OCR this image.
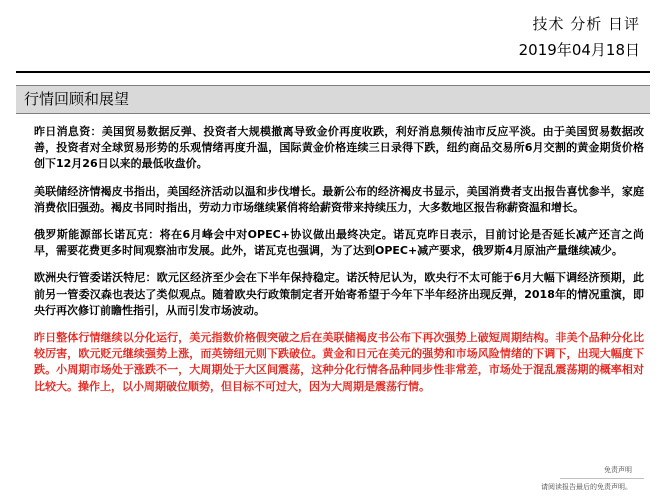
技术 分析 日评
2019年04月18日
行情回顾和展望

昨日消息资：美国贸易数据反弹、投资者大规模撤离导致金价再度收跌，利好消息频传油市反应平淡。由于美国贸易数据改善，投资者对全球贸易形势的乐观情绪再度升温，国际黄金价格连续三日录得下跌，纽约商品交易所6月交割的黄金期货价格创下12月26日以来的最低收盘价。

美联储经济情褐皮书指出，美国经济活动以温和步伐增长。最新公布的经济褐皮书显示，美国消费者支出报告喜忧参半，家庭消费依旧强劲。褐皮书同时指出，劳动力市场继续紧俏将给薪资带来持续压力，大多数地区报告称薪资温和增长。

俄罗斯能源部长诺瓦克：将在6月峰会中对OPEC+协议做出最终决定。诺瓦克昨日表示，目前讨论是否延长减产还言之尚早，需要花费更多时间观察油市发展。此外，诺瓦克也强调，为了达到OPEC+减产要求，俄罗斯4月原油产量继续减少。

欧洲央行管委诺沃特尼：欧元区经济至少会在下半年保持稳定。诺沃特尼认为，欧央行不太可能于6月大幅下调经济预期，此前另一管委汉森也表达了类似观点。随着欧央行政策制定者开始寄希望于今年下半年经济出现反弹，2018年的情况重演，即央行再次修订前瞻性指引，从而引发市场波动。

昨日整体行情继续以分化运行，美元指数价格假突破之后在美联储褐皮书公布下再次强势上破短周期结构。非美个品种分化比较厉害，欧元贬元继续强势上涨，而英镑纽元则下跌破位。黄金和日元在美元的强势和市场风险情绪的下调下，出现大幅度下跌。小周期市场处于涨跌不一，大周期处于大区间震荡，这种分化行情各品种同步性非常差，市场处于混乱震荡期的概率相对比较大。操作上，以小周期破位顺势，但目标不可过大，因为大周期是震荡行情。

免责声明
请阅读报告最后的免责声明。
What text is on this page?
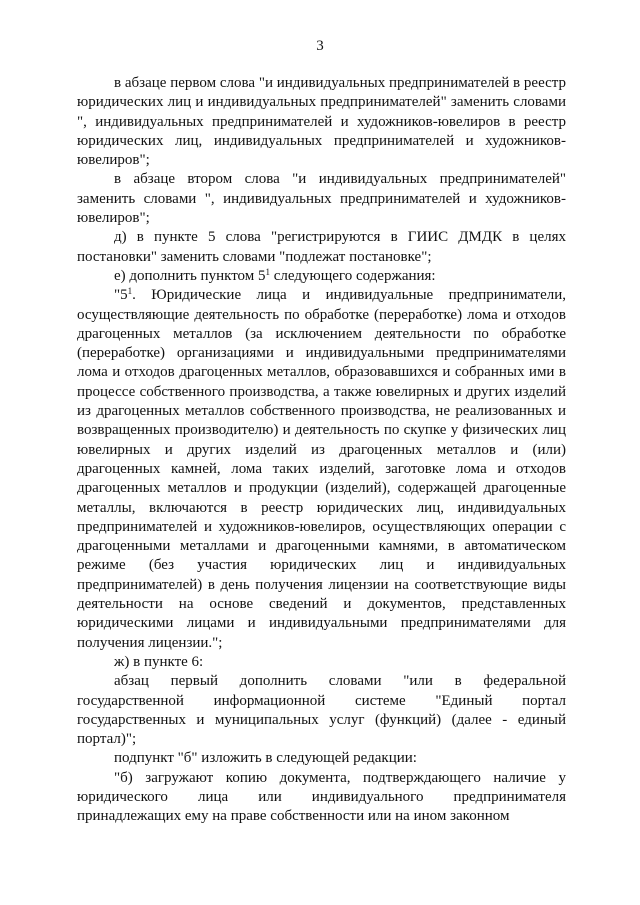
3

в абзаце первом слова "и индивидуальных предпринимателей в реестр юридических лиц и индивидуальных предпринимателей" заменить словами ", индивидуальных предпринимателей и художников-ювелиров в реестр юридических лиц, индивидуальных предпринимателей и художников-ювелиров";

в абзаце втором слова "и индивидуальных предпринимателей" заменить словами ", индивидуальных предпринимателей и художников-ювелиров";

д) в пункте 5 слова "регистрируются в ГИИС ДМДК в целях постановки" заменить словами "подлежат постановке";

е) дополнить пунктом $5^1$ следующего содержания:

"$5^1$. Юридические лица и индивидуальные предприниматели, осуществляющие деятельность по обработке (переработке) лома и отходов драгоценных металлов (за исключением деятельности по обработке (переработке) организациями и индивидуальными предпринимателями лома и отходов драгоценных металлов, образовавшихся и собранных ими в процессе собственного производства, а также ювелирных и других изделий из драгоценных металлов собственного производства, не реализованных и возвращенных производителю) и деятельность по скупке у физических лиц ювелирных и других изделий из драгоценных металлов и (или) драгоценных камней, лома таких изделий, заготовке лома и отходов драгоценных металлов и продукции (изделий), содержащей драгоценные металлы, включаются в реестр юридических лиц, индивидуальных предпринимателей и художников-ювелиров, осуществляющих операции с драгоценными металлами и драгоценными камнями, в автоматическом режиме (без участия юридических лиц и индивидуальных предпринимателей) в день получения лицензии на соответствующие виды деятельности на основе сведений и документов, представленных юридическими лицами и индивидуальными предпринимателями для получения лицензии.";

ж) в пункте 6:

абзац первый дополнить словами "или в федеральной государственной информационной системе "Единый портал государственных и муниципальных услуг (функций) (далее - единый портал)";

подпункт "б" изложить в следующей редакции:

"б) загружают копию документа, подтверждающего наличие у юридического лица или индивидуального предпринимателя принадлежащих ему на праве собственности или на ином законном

_Exercise instructions_
Write out the records above exactly as they appear, leaving out any pictures.

_Task response_
OCR this image.
技术 分析 日评
2019年04月18日
行情回顾和展望

昨日消息资：美国贸易数据反弹、投资者大规模撤离导致金价再度收跌，利好消息频传油市反应平淡。由于美国贸易数据改善，投资者对全球贸易形势的乐观情绪再度升温，国际黄金价格连续三日录得下跌，纽约商品交易所6月交割的黄金期货价格创下12月26日以来的最低收盘价。

美联储经济情褐皮书指出，美国经济活动以温和步伐增长。最新公布的经济褐皮书显示，美国消费者支出报告喜忧参半，家庭消费依旧强劲。褐皮书同时指出，劳动力市场继续紧俏将给薪资带来持续压力，大多数地区报告称薪资温和增长。

俄罗斯能源部长诺瓦克：将在6月峰会中对OPEC+协议做出最终决定。诺瓦克昨日表示，目前讨论是否延长减产还言之尚早，需要花费更多时间观察油市发展。此外，诺瓦克也强调，为了达到OPEC+减产要求，俄罗斯4月原油产量继续减少。

欧洲央行管委诺沃特尼：欧元区经济至少会在下半年保持稳定。诺沃特尼认为，欧央行不太可能于6月大幅下调经济预期，此前另一管委汉森也表达了类似观点。随着欧央行政策制定者开始寄希望于今年下半年经济出现反弹，2018年的情况重演，即央行再次修订前瞻性指引，从而引发市场波动。

昨日整体行情继续以分化运行，美元指数价格假突破之后在美联储褐皮书公布下再次强势上破短周期结构。非美个品种分化比较厉害，欧元贬元继续强势上涨，而英镑纽元则下跌破位。黄金和日元在美元的强势和市场风险情绪的下调下，出现大幅度下跌。小周期市场处于涨跌不一，大周期处于大区间震荡，这种分化行情各品种同步性非常差，市场处于混乱震荡期的概率相对比较大。操作上，以小周期破位顺势，但目标不可过大，因为大周期是震荡行情。

免责声明
请阅读报告最后的免责声明。
What text is on this page?
3

в абзаце первом слова "и индивидуальных предпринимателей в реестр юридических лиц и индивидуальных предпринимателей" заменить словами ", индивидуальных предпринимателей и художников-ювелиров в реестр юридических лиц, индивидуальных предпринимателей и художников-ювелиров";

в абзаце втором слова "и индивидуальных предпринимателей" заменить словами ", индивидуальных предпринимателей и художников-ювелиров";

д) в пункте 5 слова "регистрируются в ГИИС ДМДК в целях постановки" заменить словами "подлежат постановке";

е) дополнить пунктом $5^1$ следующего содержания:

"$5^1$. Юридические лица и индивидуальные предприниматели, осуществляющие деятельность по обработке (переработке) лома и отходов драгоценных металлов (за исключением деятельности по обработке (переработке) организациями и индивидуальными предпринимателями лома и отходов драгоценных металлов, образовавшихся и собранных ими в процессе собственного производства, а также ювелирных и других изделий из драгоценных металлов собственного производства, не реализованных и возвращенных производителю) и деятельность по скупке у физических лиц ювелирных и других изделий из драгоценных металлов и (или) драгоценных камней, лома таких изделий, заготовке лома и отходов драгоценных металлов и продукции (изделий), содержащей драгоценные металлы, включаются в реестр юридических лиц, индивидуальных предпринимателей и художников-ювелиров, осуществляющих операции с драгоценными металлами и драгоценными камнями, в автоматическом режиме (без участия юридических лиц и индивидуальных предпринимателей) в день получения лицензии на соответствующие виды деятельности на основе сведений и документов, представленных юридическими лицами и индивидуальными предпринимателями для получения лицензии.";

ж) в пункте 6:

абзац первый дополнить словами "или в федеральной государственной информационной системе "Единый портал государственных и муниципальных услуг (функций) (далее - единый портал)";

подпункт "б" изложить в следующей редакции:

"б) загружают копию документа, подтверждающего наличие у юридического лица или индивидуального предпринимателя принадлежащих ему на праве собственности или на ином законном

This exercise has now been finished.